* _GIVEN EXERCISE_: Rewrite the lines below as a JSON array of strings, one string per line, skipping any blank lines.

* _PROVIDED MATERIAL_:
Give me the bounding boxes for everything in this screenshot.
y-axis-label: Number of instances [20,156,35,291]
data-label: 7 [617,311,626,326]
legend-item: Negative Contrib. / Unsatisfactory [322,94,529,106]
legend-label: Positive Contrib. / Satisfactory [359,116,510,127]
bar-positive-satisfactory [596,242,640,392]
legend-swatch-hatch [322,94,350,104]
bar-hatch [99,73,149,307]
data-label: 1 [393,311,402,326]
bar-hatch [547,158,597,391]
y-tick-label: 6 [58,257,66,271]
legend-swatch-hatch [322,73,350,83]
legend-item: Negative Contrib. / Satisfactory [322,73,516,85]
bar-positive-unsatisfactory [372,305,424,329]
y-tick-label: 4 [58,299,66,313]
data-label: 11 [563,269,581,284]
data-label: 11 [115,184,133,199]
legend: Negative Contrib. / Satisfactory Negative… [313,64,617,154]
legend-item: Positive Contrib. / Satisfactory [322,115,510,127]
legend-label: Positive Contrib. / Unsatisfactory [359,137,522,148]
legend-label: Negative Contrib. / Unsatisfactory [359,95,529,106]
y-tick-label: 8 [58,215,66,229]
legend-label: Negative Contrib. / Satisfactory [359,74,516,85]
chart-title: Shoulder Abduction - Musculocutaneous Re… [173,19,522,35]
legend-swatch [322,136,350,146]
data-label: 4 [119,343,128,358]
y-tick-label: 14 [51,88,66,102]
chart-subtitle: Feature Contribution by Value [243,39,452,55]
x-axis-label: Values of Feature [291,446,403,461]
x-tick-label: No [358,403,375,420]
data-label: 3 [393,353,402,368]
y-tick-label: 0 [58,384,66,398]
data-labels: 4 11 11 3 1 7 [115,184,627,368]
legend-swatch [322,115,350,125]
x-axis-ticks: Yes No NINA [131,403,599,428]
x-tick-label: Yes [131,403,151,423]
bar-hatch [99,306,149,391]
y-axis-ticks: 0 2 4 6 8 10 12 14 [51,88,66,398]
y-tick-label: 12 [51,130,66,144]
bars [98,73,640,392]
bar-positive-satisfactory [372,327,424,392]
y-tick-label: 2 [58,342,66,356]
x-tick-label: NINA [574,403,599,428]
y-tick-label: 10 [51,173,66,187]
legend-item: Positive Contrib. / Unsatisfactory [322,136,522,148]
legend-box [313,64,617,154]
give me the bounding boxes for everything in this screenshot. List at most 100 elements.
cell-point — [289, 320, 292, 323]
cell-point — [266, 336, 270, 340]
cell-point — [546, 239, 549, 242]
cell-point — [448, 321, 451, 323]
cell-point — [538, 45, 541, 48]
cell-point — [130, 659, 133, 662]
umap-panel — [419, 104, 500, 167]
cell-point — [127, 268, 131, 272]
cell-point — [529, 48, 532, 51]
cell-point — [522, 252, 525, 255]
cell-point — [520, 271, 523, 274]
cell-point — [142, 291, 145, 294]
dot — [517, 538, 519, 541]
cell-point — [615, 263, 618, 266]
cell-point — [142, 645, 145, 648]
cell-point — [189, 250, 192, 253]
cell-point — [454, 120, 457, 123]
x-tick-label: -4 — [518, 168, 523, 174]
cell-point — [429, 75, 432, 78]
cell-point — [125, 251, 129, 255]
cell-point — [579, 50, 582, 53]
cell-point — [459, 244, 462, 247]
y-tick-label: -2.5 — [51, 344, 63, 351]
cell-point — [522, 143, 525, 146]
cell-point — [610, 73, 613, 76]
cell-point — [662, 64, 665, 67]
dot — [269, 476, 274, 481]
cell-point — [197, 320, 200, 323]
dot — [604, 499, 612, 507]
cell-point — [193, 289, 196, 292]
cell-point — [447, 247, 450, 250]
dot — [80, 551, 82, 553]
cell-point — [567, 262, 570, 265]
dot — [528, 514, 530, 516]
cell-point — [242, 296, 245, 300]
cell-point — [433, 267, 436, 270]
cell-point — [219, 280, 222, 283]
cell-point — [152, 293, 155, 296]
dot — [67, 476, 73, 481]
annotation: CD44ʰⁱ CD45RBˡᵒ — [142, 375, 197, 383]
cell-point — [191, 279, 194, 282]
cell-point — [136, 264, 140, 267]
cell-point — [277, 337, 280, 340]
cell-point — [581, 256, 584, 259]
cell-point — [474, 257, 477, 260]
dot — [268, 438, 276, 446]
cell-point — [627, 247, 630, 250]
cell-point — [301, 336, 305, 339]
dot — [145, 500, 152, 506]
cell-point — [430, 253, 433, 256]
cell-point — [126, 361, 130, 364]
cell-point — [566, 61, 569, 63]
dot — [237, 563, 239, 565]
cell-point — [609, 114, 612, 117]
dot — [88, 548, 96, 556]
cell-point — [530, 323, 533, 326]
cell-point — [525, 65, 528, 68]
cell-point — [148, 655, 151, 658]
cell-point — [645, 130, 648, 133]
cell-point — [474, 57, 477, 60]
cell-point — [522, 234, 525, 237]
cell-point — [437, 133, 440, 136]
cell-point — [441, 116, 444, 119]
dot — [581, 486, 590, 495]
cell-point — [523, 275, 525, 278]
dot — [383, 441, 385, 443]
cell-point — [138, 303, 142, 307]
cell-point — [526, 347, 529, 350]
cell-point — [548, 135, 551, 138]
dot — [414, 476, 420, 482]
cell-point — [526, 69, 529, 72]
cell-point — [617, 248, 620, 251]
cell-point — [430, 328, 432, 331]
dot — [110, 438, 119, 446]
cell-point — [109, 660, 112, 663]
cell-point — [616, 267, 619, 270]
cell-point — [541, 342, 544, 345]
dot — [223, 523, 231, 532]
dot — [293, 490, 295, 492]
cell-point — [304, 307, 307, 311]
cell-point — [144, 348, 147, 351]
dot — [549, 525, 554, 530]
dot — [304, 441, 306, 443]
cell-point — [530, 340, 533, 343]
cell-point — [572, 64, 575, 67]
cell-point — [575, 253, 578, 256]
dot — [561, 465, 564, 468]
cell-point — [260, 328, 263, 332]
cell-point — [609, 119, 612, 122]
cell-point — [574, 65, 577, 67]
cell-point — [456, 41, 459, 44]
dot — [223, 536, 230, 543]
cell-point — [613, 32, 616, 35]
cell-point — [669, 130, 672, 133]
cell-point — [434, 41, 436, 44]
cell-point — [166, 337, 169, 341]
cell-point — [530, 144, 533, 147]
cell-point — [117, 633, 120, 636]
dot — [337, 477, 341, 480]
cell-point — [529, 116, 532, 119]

* _WRITTEN SOLUTION_:
[
  "Give me the bounding boxes for everything in this screenshot.",
  "y-axis-label: Number of instances [20,156,35,291]",
  "data-label: 7 [617,311,626,326]",
  "legend-item: Negative Contrib. / Unsatisfactory [322,94,529,106]",
  "legend-label: Positive Contrib. / Satisfactory [359,116,510,127]",
  "bar-positive-satisfactory [596,242,640,392]",
  "legend-swatch-hatch [322,94,350,104]",
  "bar-hatch [99,73,149,307]",
  "data-label: 1 [393,311,402,326]",
  "bar-hatch [547,158,597,391]",
  "y-tick-label: 6 [58,257,66,271]",
  "legend-swatch-hatch [322,73,350,83]",
  "legend-item: Negative Contrib. / Satisfactory [322,73,516,85]",
  "bar-positive-unsatisfactory [372,305,424,329]",
  "y-tick-label: 4 [58,299,66,313]",
  "data-label: 11 [563,269,581,284]",
  "data-label: 11 [115,184,133,199]",
  "legend: Negative Contrib. / Satisfactory Negative… [313,64,617,154]",
  "legend-item: Positive Contrib. / Satisfactory [322,115,510,127]",
  "legend-label: Positive Contrib. / Unsatisfactory [359,137,522,148]",
  "legend-label: Negative Contrib. / Unsatisfactory [359,95,529,106]",
  "y-tick-label: 8 [58,215,66,229]",
  "legend-label: Negative Contrib. / Satisfactory [359,74,516,85]",
  "chart-title: Shoulder Abduction - Musculocutaneous Re… [173,19,522,35]",
  "legend-swatch [322,136,350,146]",
  "data-label: 4 [119,343,128,358]",
  "y-tick-label: 14 [51,88,66,102]",
  "chart-subtitle: Feature Contribution by Value [243,39,452,55]",
  "x-axis-label: Values of Feature [291,446,403,461]",
  "x-tick-label: No [358,403,375,420]",
  "data-label: 3 [393,353,402,368]",
  "y-tick-label: 0 [58,384,66,398]",
  "data-labels: 4 11 11 3 1 7 [115,184,627,368]",
  "legend-swatch [322,115,350,125]",
  "x-axis-ticks: Yes No NINA [131,403,599,428]",
  "x-tick-label: Yes [131,403,151,423]",
  "bar-hatch [99,306,149,391]",
  "y-axis-ticks: 0 2 4 6 8 10 12 14 [51,88,66,398]",
  "y-tick-label: 12 [51,130,66,144]",
  "bars [98,73,640,392]",
  "bar-positive-satisfactory [372,327,424,392]",
  "y-tick-label: 2 [58,342,66,356]",
  "x-tick-label: NINA [574,403,599,428]",
  "y-tick-label: 10 [51,173,66,187]",
  "legend-item: Positive Contrib. / Unsatisfactory [322,136,522,148]",
  "legend-box [313,64,617,154]",
  "give me the bounding boxes for everything in this screenshot. List at most 100 elements.",
  "cell-point — [289, 320, 292, 323]",
  "cell-point — [266, 336, 270, 340]",
  "cell-point — [546, 239, 549, 242]",
  "cell-point — [448, 321, 451, 323]",
  "cell-point — [538, 45, 541, 48]",
  "cell-point — [130, 659, 133, 662]",
  "umap-panel — [419, 104, 500, 167]",
  "cell-point — [127, 268, 131, 272]",
  "cell-point — [529, 48, 532, 51]",
  "cell-point — [522, 252, 525, 255]",
  "cell-point — [520, 271, 523, 274]",
  "cell-point — [142, 291, 145, 294]",
  "dot — [517, 538, 519, 541]",
  "cell-point — [615, 263, 618, 266]",
  "cell-point — [142, 645, 145, 648]",
  "cell-point — [189, 250, 192, 253]",
  "cell-point — [454, 120, 457, 123]",
  "x-tick-label: -4 — [518, 168, 523, 174]",
  "cell-point — [429, 75, 432, 78]",
  "cell-point — [125, 251, 129, 255]",
  "cell-point — [579, 50, 582, 53]",
  "cell-point — [459, 244, 462, 247]",
  "y-tick-label: -2.5 — [51, 344, 63, 351]",
  "cell-point — [522, 143, 525, 146]",
  "cell-point — [610, 73, 613, 76]",
  "cell-point — [662, 64, 665, 67]",
  "dot — [269, 476, 274, 481]",
  "cell-point — [197, 320, 200, 323]",
  "dot — [604, 499, 612, 507]",
  "cell-point — [193, 289, 196, 292]",
  "cell-point — [447, 247, 450, 250]",
  "dot — [80, 551, 82, 553]",
  "cell-point — [567, 262, 570, 265]",
  "dot — [528, 514, 530, 516]",
  "cell-point — [242, 296, 245, 300]",
  "cell-point — [433, 267, 436, 270]",
  "cell-point — [219, 280, 222, 283]",
  "cell-point — [152, 293, 155, 296]",
  "dot — [67, 476, 73, 481]",
  "annotation: CD44ʰⁱ CD45RBˡᵒ — [142, 375, 197, 383]",
  "cell-point — [191, 279, 194, 282]",
  "cell-point — [136, 264, 140, 267]",
  "cell-point — [277, 337, 280, 340]",
  "cell-point — [581, 256, 584, 259]",
  "cell-point — [474, 257, 477, 260]",
  "dot — [268, 438, 276, 446]",
  "cell-point — [627, 247, 630, 250]",
  "cell-point — [301, 336, 305, 339]",
  "dot — [145, 500, 152, 506]",
  "cell-point — [430, 253, 433, 256]",
  "cell-point — [126, 361, 130, 364]",
  "cell-point — [566, 61, 569, 63]",
  "dot — [237, 563, 239, 565]",
  "cell-point — [609, 114, 612, 117]",
  "dot — [88, 548, 96, 556]",
  "cell-point — [530, 323, 533, 326]",
  "cell-point — [525, 65, 528, 68]",
  "cell-point — [148, 655, 151, 658]",
  "cell-point — [645, 130, 648, 133]",
  "cell-point — [474, 57, 477, 60]",
  "cell-point — [522, 234, 525, 237]",
  "cell-point — [437, 133, 440, 136]",
  "cell-point — [441, 116, 444, 119]",
  "dot — [581, 486, 590, 495]",
  "cell-point — [523, 275, 525, 278]",
  "dot — [383, 441, 385, 443]",
  "cell-point — [138, 303, 142, 307]",
  "cell-point — [526, 347, 529, 350]",
  "cell-point — [548, 135, 551, 138]",
  "dot — [414, 476, 420, 482]",
  "cell-point — [526, 69, 529, 72]",
  "cell-point — [617, 248, 620, 251]",
  "cell-point — [430, 328, 432, 331]",
  "dot — [110, 438, 119, 446]",
  "cell-point — [109, 660, 112, 663]",
  "cell-point — [616, 267, 619, 270]",
  "cell-point — [541, 342, 544, 345]",
  "dot — [223, 523, 231, 532]",
  "dot — [293, 490, 295, 492]",
  "cell-point — [304, 307, 307, 311]",
  "cell-point — [144, 348, 147, 351]",
  "dot — [549, 525, 554, 530]",
  "dot — [304, 441, 306, 443]",
  "cell-point — [530, 340, 533, 343]",
  "cell-point — [572, 64, 575, 67]",
  "cell-point — [575, 253, 578, 256]",
  "dot — [561, 465, 564, 468]",
  "cell-point — [260, 328, 263, 332]",
  "cell-point — [609, 119, 612, 122]",
  "cell-point — [574, 65, 577, 67]",
  "cell-point — [456, 41, 459, 44]",
  "dot — [223, 536, 230, 543]",
  "cell-point — [613, 32, 616, 35]",
  "cell-point — [669, 130, 672, 133]",
  "cell-point — [434, 41, 436, 44]",
  "cell-point — [166, 337, 169, 341]",
  "cell-point — [530, 144, 533, 147]",
  "cell-point — [117, 633, 120, 636]",
  "dot — [337, 477, 341, 480]",
  "cell-point — [529, 116, 532, 119]"
]